» **MATERIAL PROVIDED**
.....
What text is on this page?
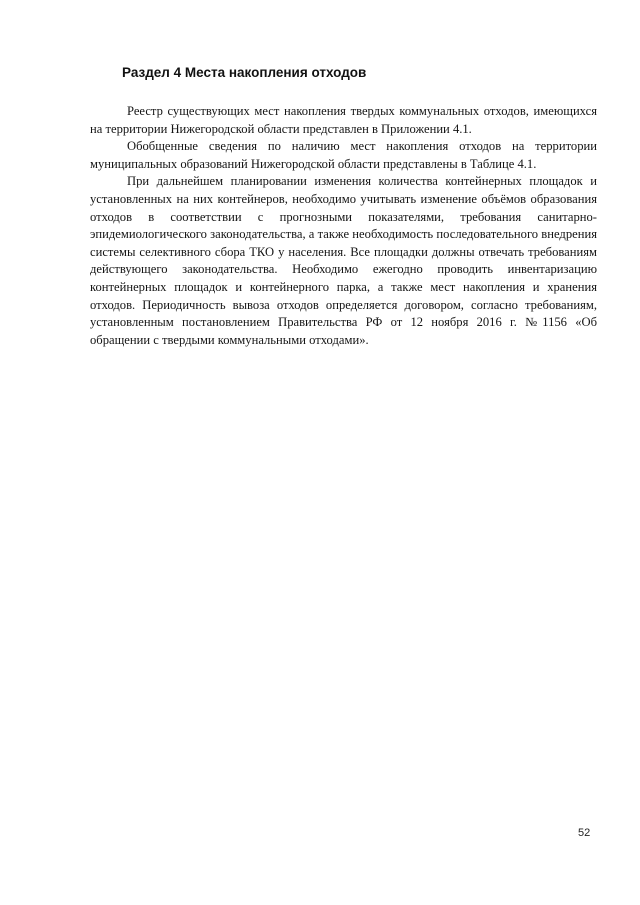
Раздел 4 Места накопления отходов

Реестр существующих мест накопления твердых коммунальных отходов, имеющихся на территории Нижегородской области представлен в Приложении 4.1.

Обобщенные сведения по наличию мест накопления отходов на территории муниципальных образований Нижегородской области представлены в Таблице 4.1.

При дальнейшем планировании изменения количества контейнерных площадок и установленных на них контейнеров, необходимо учитывать изменение объёмов образования отходов в соответствии с прогнозными показателями, требования санитарно-эпидемиологического законодательства, а также необходимость последовательного внедрения системы селективного сбора ТКО у населения. Все площадки должны отвечать требованиям действующего законодательства. Необходимо ежегодно проводить инвентаризацию контейнерных площадок и контейнерного парка, а также мест накопления и хранения отходов. Периодичность вывоза отходов определяется договором, согласно требованиям, установленным постановлением Правительства РФ от 12 ноября 2016 г. №1156 «Об обращении с твердыми коммунальными отходами».

52
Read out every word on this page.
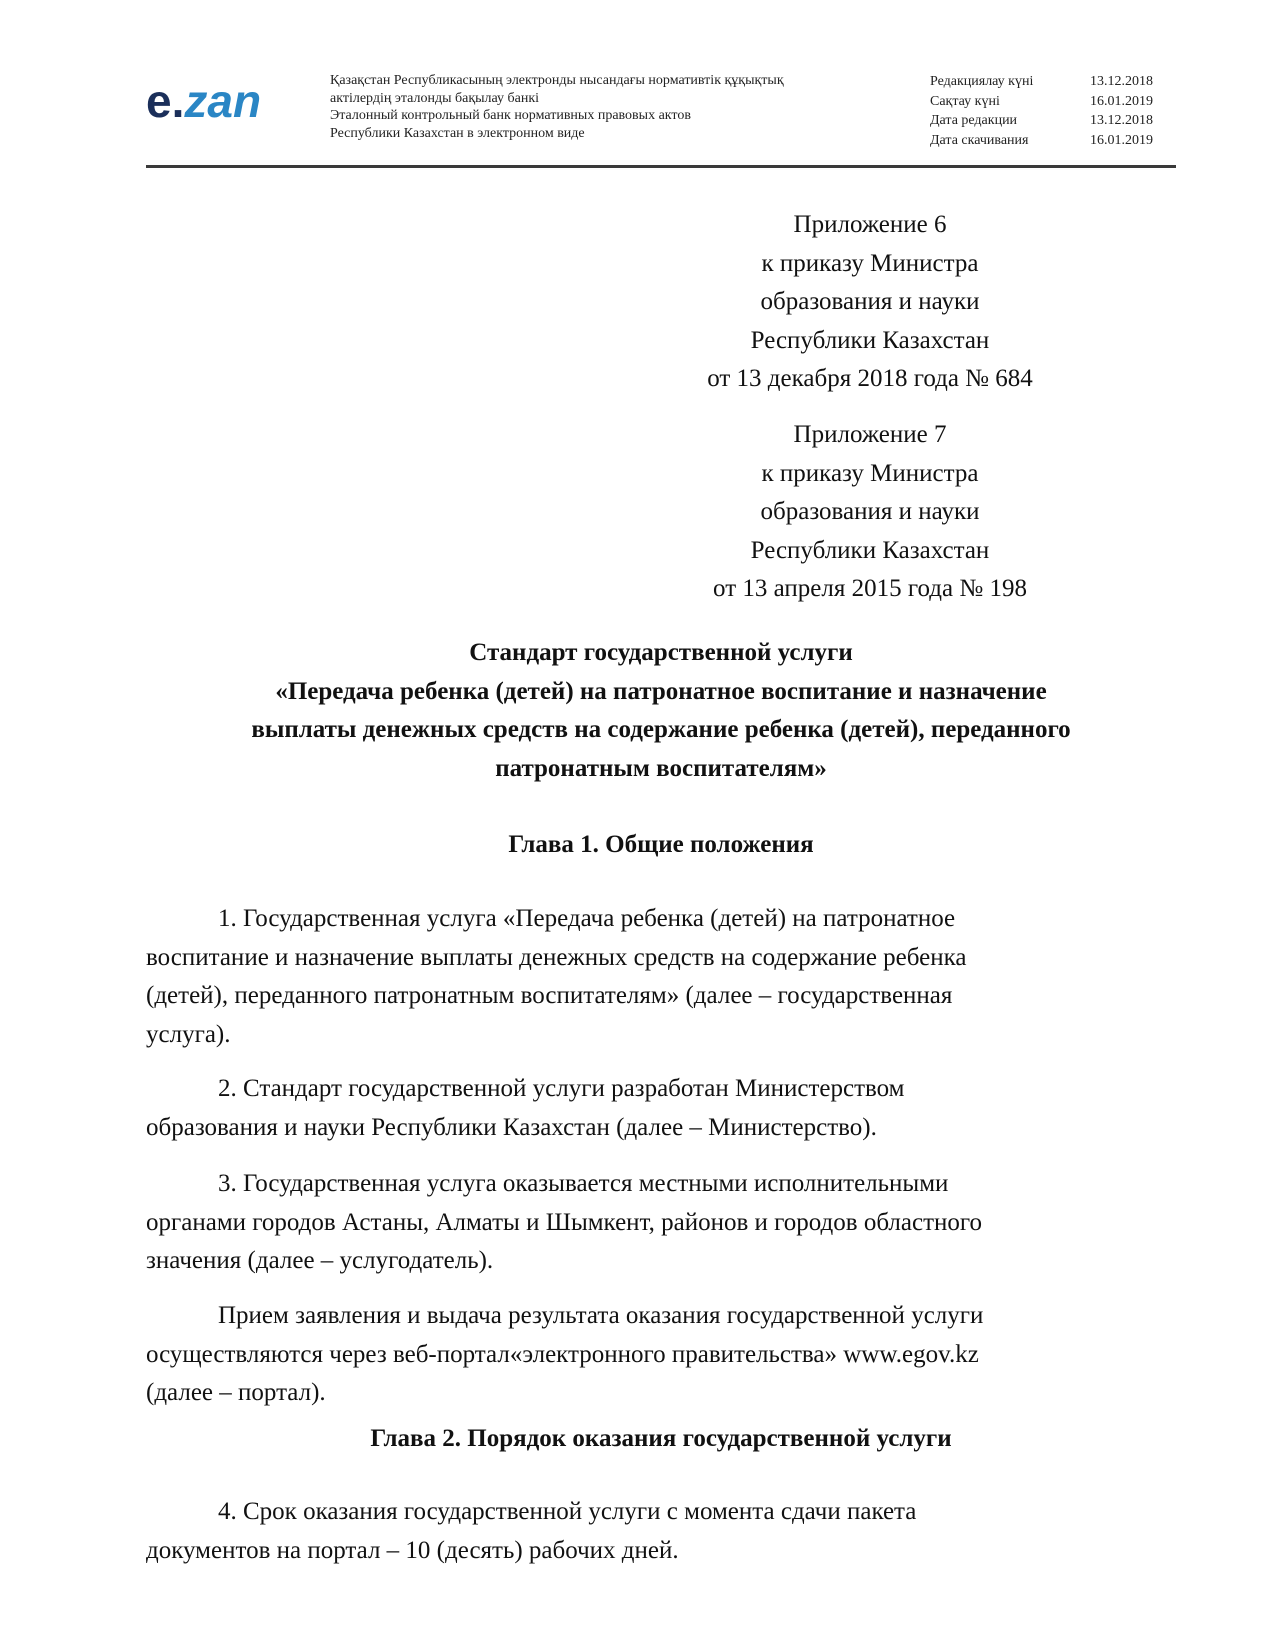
e.zan	Қазақстан Республикасының электронды нысандағы нормативтік құқықтық
актілердің эталонды бақылау банкі
Эталонный контрольный банк нормативных правовых актов
Республики Казахстан в электронном виде
Редакциялау күні	13.12.2018
Сақтау күні	16.01.2019
Дата редакции	13.12.2018
Дата скачивания	16.01.2019
Приложение 6
к приказу Министра
образования и науки
Республики Казахстан
от 13 декабря 2018 года № 684
Приложение 7
к приказу Министра
образования и науки
Республики Казахстан
от 13 апреля 2015 года № 198
Стандарт государственной услуги
«Передача ребенка (детей) на патронатное воспитание и назначение
выплаты денежных средств на содержание ребенка (детей), переданного
патронатным воспитателям»
Глава 1. Общие положения
1. Государственная услуга «Передача ребенка (детей) на патронатное
воспитание и назначение выплаты денежных средств на содержание ребенка
(детей), переданного патронатным воспитателям» (далее – государственная
услуга).
2. Стандарт государственной услуги разработан Министерством
образования и науки Республики Казахстан (далее – Министерство).
3. Государственная услуга оказывается местными исполнительными
органами городов Астаны, Алматы и Шымкент, районов и городов областного
значения (далее – услугодатель).
Прием заявления и выдача результата оказания государственной услуги
осуществляются через веб-портал«электронного правительства» www.egov.kz
(далее – портал).
Глава 2. Порядок оказания государственной услуги
4. Срок оказания государственной услуги с момента сдачи пакета
документов на портал – 10 (десять) рабочих дней.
.....
» **WORK TO COMPLETE**
Read through the data and copy every line where "Передача" shows up.

» **FULL SOLUTION**
«Передача ребенка (детей) на патронатное воспитание и назначение
1. Государственная услуга «Передача ребенка (детей) на патронатное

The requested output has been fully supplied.